_EXERCISE_:
Extract each line containing the string "title".
____________
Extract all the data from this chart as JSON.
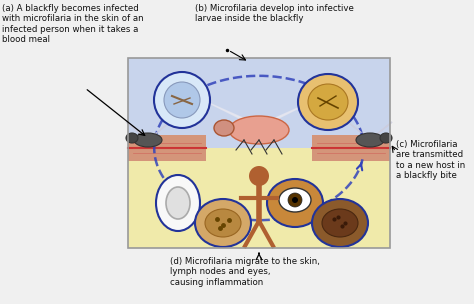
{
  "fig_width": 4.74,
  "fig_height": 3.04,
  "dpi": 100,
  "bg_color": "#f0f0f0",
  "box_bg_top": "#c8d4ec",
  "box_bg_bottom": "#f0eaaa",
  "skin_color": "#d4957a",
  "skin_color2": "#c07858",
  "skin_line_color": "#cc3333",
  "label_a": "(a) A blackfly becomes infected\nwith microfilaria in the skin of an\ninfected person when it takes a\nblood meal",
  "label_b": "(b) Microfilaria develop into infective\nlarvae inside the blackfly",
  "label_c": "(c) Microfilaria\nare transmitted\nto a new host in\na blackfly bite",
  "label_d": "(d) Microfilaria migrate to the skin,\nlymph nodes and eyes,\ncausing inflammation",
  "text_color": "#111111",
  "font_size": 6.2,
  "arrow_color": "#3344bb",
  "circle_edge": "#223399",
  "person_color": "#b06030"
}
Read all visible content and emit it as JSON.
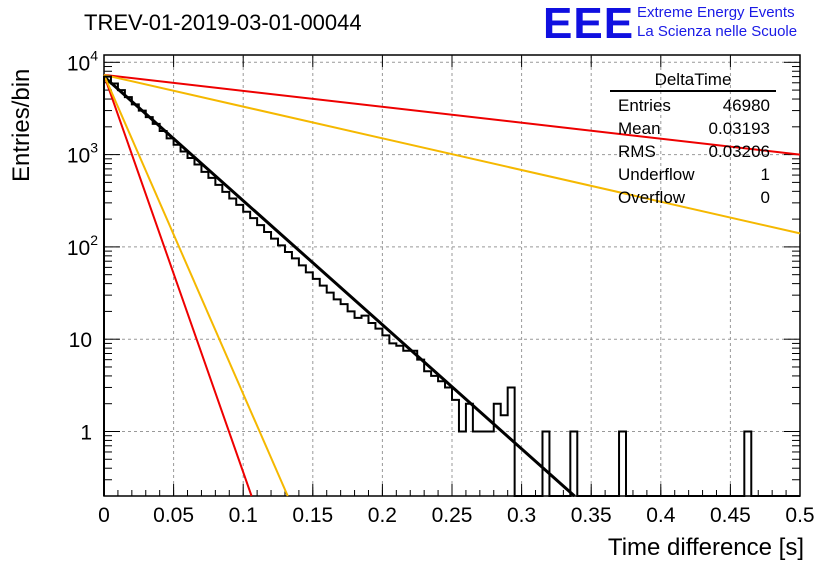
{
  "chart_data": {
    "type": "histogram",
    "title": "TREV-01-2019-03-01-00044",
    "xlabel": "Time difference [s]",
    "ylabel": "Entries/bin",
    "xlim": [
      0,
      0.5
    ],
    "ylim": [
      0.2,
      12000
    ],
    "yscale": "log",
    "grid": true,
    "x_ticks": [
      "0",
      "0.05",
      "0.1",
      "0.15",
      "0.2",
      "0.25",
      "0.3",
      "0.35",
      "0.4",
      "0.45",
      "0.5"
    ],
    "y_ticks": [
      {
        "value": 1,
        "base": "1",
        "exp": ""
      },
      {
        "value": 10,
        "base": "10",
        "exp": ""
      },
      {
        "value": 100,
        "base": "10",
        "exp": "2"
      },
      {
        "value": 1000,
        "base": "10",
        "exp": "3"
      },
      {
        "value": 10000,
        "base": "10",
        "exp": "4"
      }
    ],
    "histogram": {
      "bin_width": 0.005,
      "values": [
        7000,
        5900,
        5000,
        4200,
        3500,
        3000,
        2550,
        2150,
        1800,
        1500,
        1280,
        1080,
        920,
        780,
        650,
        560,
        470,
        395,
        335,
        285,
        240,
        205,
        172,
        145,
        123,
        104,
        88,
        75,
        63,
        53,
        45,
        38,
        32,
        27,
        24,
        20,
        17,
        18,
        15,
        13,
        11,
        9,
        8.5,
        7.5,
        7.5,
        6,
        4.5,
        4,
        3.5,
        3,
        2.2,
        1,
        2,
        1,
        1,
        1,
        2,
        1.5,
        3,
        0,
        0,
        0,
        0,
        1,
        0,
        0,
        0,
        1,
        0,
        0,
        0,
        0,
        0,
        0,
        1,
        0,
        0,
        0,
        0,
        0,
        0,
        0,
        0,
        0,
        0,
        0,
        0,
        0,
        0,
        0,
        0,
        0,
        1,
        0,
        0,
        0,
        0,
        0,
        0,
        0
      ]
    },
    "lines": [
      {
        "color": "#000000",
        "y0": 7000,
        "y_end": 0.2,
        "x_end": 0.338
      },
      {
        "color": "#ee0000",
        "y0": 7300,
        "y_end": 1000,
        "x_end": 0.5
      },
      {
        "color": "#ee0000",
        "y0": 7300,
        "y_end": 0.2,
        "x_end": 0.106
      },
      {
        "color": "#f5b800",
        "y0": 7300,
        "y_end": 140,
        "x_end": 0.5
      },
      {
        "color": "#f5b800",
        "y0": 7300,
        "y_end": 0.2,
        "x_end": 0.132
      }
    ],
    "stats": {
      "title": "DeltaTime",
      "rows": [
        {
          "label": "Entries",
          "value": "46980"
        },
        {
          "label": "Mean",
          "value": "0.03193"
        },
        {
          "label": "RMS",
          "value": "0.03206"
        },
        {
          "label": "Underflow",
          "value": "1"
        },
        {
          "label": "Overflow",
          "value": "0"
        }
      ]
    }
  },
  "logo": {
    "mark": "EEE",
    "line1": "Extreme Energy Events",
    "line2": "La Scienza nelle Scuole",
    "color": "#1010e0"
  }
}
____________
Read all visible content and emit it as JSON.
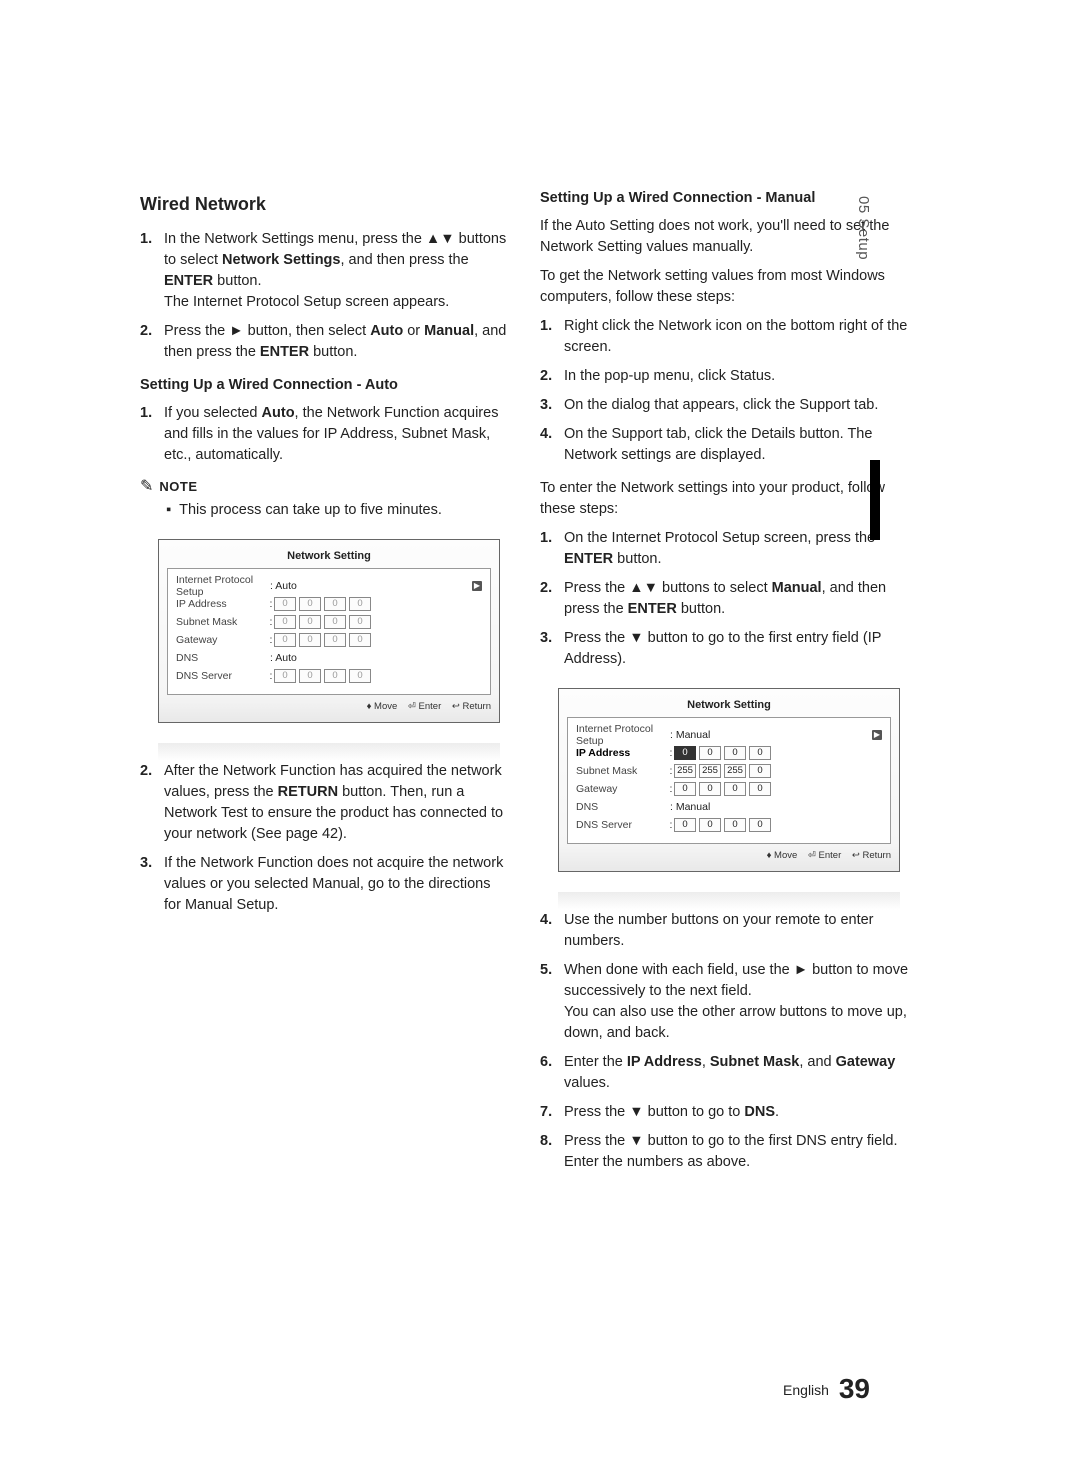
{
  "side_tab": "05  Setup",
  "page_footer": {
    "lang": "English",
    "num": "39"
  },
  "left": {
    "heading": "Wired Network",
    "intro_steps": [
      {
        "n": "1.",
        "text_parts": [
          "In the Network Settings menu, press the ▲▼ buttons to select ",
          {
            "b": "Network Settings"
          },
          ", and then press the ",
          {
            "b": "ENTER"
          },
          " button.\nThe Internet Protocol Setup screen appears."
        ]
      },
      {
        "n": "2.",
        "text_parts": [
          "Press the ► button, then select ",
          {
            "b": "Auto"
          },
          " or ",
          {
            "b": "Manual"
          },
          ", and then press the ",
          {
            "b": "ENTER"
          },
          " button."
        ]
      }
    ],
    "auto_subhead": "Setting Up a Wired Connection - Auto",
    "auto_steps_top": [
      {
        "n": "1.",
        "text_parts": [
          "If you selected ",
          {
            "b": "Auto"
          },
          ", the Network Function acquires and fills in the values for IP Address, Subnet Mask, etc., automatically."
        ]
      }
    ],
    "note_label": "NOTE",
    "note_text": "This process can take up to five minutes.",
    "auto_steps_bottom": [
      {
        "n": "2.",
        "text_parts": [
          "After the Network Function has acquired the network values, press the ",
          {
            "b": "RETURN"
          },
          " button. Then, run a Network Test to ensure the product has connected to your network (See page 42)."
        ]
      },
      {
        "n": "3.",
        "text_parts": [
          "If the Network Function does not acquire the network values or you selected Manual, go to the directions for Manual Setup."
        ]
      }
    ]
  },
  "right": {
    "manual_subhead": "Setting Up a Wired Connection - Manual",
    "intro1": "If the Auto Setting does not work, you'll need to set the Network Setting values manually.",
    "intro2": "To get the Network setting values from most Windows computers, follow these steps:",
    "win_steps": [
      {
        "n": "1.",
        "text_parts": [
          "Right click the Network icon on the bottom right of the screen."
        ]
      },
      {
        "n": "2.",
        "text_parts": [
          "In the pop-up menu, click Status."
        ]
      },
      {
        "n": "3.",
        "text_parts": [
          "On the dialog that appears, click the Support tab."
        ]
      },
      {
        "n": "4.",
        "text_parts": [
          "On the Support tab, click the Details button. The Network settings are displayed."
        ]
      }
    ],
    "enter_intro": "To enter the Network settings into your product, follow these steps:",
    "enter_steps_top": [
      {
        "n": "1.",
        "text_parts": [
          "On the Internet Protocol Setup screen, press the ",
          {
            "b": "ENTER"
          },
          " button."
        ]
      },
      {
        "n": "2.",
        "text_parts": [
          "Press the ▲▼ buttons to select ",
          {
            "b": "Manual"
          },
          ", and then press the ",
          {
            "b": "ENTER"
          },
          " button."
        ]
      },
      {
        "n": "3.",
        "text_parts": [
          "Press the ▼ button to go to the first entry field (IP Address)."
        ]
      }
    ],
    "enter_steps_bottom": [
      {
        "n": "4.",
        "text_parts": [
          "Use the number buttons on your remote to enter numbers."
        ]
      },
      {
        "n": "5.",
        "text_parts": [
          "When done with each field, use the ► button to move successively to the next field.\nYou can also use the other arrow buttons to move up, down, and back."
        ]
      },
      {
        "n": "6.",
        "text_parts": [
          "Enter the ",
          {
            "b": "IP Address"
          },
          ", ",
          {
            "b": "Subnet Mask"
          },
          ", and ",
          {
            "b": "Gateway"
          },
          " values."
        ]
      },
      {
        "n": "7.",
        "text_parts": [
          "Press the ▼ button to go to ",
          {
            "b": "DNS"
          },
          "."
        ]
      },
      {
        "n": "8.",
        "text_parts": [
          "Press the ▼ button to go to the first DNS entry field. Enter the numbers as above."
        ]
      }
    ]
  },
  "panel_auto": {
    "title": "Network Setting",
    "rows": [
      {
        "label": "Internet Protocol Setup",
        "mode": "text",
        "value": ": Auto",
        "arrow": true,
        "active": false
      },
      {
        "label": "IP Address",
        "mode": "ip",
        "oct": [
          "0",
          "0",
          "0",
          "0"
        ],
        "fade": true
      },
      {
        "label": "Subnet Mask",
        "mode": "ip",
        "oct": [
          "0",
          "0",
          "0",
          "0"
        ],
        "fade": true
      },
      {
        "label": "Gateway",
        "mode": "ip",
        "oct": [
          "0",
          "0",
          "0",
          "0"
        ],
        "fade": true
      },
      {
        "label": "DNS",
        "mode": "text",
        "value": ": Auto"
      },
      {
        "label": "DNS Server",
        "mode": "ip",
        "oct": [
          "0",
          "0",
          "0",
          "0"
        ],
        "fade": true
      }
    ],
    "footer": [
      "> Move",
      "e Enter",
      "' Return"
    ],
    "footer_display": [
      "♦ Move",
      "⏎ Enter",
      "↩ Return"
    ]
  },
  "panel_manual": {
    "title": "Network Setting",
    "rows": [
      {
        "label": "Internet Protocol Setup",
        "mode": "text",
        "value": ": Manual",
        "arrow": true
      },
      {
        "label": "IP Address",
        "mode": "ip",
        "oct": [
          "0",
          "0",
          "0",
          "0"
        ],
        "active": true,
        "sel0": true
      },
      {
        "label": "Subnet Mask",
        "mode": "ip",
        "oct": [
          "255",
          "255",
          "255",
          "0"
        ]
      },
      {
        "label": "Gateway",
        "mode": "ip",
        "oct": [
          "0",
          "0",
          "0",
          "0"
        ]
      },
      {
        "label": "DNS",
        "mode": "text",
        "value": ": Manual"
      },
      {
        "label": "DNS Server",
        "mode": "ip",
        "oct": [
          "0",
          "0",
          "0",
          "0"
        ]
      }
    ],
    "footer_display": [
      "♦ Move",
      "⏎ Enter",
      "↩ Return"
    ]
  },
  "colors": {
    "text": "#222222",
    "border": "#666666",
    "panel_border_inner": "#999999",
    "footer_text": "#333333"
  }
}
____________
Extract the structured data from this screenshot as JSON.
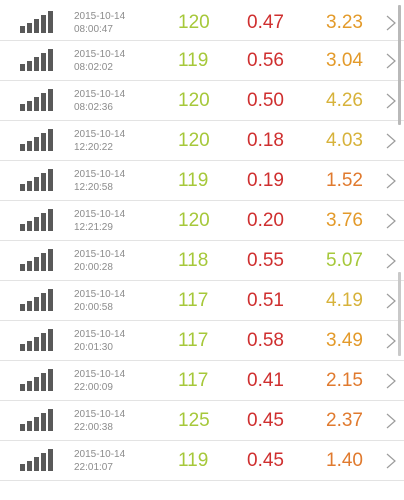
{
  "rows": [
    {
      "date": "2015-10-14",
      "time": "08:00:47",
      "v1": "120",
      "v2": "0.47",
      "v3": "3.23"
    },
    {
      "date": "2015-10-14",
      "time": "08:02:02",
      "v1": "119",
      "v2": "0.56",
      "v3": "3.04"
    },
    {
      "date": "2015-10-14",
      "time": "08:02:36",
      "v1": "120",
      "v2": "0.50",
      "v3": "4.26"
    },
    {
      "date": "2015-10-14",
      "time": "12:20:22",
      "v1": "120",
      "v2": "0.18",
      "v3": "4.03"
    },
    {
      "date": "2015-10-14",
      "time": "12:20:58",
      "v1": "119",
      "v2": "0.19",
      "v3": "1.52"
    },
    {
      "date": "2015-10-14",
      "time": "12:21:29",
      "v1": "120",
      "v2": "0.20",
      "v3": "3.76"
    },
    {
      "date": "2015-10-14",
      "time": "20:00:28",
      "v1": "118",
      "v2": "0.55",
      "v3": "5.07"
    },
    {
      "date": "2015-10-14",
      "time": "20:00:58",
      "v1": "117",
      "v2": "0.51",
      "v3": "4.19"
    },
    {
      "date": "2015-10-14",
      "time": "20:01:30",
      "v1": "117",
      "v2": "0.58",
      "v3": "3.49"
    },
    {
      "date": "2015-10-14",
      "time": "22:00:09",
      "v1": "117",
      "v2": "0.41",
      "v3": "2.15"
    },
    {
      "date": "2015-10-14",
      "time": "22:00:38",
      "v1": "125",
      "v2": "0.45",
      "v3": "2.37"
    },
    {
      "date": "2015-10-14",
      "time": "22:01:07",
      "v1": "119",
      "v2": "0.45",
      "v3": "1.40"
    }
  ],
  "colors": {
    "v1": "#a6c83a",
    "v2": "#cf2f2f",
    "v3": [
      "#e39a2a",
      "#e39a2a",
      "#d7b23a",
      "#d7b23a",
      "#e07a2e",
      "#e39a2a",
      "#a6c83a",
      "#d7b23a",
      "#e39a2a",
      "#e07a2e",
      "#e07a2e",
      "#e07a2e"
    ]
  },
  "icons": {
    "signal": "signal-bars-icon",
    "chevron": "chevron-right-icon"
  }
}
____________
_ANSWER BELOW_:
    "title": "TREV-01-2019-03-01-00044",
      "title": "DeltaTime",
    "title": "Network Setting",
    "title": "Network Setting",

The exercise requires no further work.